- Exercise
Each entry below should be written out exactly as it is, with no pictures.

A run of records:
----

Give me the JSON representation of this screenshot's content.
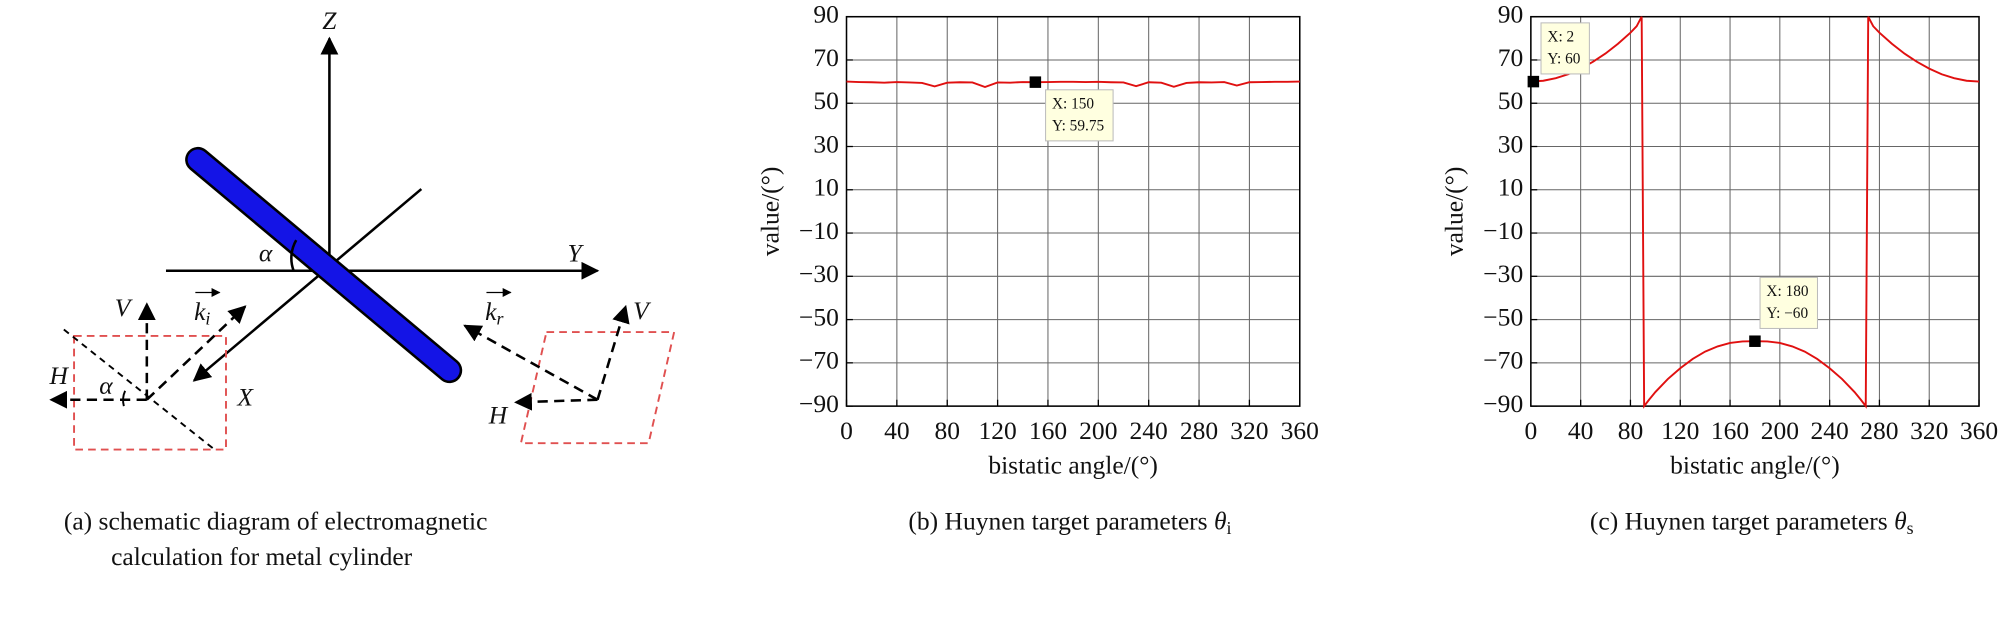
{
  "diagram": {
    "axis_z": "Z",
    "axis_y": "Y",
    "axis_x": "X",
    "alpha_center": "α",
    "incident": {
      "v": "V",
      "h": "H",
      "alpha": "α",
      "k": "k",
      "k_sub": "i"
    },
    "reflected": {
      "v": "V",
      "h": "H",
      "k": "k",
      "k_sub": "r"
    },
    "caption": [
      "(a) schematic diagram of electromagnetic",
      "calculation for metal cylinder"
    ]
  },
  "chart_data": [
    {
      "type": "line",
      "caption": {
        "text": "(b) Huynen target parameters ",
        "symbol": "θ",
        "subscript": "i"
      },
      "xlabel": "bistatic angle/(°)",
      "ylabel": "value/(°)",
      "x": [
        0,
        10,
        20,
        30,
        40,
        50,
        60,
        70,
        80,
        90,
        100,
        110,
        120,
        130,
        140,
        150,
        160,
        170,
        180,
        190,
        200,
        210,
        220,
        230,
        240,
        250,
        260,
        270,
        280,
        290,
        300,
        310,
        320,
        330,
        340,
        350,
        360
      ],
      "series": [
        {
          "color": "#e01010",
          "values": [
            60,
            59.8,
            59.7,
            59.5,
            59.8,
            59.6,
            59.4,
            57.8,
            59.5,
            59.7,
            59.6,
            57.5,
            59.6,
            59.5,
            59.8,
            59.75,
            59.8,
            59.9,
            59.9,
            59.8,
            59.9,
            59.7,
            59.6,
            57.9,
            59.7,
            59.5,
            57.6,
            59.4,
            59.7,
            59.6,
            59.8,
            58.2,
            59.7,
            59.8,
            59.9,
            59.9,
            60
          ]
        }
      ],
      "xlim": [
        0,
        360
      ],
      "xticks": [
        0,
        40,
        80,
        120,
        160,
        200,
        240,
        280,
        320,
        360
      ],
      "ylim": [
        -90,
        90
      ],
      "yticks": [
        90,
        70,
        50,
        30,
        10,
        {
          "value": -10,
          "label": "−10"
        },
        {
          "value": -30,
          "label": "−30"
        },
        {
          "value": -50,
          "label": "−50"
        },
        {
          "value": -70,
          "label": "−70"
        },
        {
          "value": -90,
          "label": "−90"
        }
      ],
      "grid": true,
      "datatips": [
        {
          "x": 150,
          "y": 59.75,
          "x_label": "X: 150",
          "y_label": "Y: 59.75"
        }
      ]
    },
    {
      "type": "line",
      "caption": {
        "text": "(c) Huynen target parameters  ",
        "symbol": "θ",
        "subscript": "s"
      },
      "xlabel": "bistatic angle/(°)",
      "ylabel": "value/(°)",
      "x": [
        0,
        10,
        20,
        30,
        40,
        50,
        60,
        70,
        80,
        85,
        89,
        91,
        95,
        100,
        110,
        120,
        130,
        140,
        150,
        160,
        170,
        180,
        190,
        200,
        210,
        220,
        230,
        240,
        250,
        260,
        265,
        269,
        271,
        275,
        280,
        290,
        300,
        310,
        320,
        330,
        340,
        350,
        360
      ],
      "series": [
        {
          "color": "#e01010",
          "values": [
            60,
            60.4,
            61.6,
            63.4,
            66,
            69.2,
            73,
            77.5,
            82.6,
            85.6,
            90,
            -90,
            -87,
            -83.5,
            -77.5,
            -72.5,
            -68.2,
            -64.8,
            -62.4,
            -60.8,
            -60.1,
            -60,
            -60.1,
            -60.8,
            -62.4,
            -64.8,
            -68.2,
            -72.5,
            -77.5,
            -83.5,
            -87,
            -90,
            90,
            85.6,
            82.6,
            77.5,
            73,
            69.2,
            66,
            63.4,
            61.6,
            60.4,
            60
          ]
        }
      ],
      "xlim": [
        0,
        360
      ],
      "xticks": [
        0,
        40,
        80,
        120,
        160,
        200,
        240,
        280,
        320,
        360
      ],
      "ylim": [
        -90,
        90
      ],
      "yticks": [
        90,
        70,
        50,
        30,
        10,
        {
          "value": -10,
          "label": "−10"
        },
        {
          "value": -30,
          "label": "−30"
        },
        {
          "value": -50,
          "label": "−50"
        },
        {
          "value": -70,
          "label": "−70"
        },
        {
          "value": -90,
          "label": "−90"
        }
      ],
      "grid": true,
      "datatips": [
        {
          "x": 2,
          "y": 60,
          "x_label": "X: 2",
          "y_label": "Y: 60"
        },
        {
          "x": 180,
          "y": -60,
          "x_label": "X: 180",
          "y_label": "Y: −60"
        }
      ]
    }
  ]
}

----

- Answer
Give me the JSON representation of this screenshot's content.
{
  "diagram": {
    "axis_z": "Z",
    "axis_y": "Y",
    "axis_x": "X",
    "alpha_center": "α",
    "incident": {
      "v": "V",
      "h": "H",
      "alpha": "α",
      "k": "k",
      "k_sub": "i"
    },
    "reflected": {
      "v": "V",
      "h": "H",
      "k": "k",
      "k_sub": "r"
    },
    "caption": [
      "(a) schematic diagram of electromagnetic",
      "calculation for metal cylinder"
    ]
  },
  "chart_data": [
    {
      "type": "line",
      "caption": {
        "text": "(b) Huynen target parameters ",
        "symbol": "θ",
        "subscript": "i"
      },
      "xlabel": "bistatic angle/(°)",
      "ylabel": "value/(°)",
      "x": [
        0,
        10,
        20,
        30,
        40,
        50,
        60,
        70,
        80,
        90,
        100,
        110,
        120,
        130,
        140,
        150,
        160,
        170,
        180,
        190,
        200,
        210,
        220,
        230,
        240,
        250,
        260,
        270,
        280,
        290,
        300,
        310,
        320,
        330,
        340,
        350,
        360
      ],
      "series": [
        {
          "color": "#e01010",
          "values": [
            60,
            59.8,
            59.7,
            59.5,
            59.8,
            59.6,
            59.4,
            57.8,
            59.5,
            59.7,
            59.6,
            57.5,
            59.6,
            59.5,
            59.8,
            59.75,
            59.8,
            59.9,
            59.9,
            59.8,
            59.9,
            59.7,
            59.6,
            57.9,
            59.7,
            59.5,
            57.6,
            59.4,
            59.7,
            59.6,
            59.8,
            58.2,
            59.7,
            59.8,
            59.9,
            59.9,
            60
          ]
        }
      ],
      "xlim": [
        0,
        360
      ],
      "xticks": [
        0,
        40,
        80,
        120,
        160,
        200,
        240,
        280,
        320,
        360
      ],
      "ylim": [
        -90,
        90
      ],
      "yticks": [
        90,
        70,
        50,
        30,
        10,
        {
          "value": -10,
          "label": "−10"
        },
        {
          "value": -30,
          "label": "−30"
        },
        {
          "value": -50,
          "label": "−50"
        },
        {
          "value": -70,
          "label": "−70"
        },
        {
          "value": -90,
          "label": "−90"
        }
      ],
      "grid": true,
      "datatips": [
        {
          "x": 150,
          "y": 59.75,
          "x_label": "X: 150",
          "y_label": "Y: 59.75"
        }
      ]
    },
    {
      "type": "line",
      "caption": {
        "text": "(c) Huynen target parameters  ",
        "symbol": "θ",
        "subscript": "s"
      },
      "xlabel": "bistatic angle/(°)",
      "ylabel": "value/(°)",
      "x": [
        0,
        10,
        20,
        30,
        40,
        50,
        60,
        70,
        80,
        85,
        89,
        91,
        95,
        100,
        110,
        120,
        130,
        140,
        150,
        160,
        170,
        180,
        190,
        200,
        210,
        220,
        230,
        240,
        250,
        260,
        265,
        269,
        271,
        275,
        280,
        290,
        300,
        310,
        320,
        330,
        340,
        350,
        360
      ],
      "series": [
        {
          "color": "#e01010",
          "values": [
            60,
            60.4,
            61.6,
            63.4,
            66,
            69.2,
            73,
            77.5,
            82.6,
            85.6,
            90,
            -90,
            -87,
            -83.5,
            -77.5,
            -72.5,
            -68.2,
            -64.8,
            -62.4,
            -60.8,
            -60.1,
            -60,
            -60.1,
            -60.8,
            -62.4,
            -64.8,
            -68.2,
            -72.5,
            -77.5,
            -83.5,
            -87,
            -90,
            90,
            85.6,
            82.6,
            77.5,
            73,
            69.2,
            66,
            63.4,
            61.6,
            60.4,
            60
          ]
        }
      ],
      "xlim": [
        0,
        360
      ],
      "xticks": [
        0,
        40,
        80,
        120,
        160,
        200,
        240,
        280,
        320,
        360
      ],
      "ylim": [
        -90,
        90
      ],
      "yticks": [
        90,
        70,
        50,
        30,
        10,
        {
          "value": -10,
          "label": "−10"
        },
        {
          "value": -30,
          "label": "−30"
        },
        {
          "value": -50,
          "label": "−50"
        },
        {
          "value": -70,
          "label": "−70"
        },
        {
          "value": -90,
          "label": "−90"
        }
      ],
      "grid": true,
      "datatips": [
        {
          "x": 2,
          "y": 60,
          "x_label": "X: 2",
          "y_label": "Y: 60"
        },
        {
          "x": 180,
          "y": -60,
          "x_label": "X: 180",
          "y_label": "Y: −60"
        }
      ]
    }
  ]
}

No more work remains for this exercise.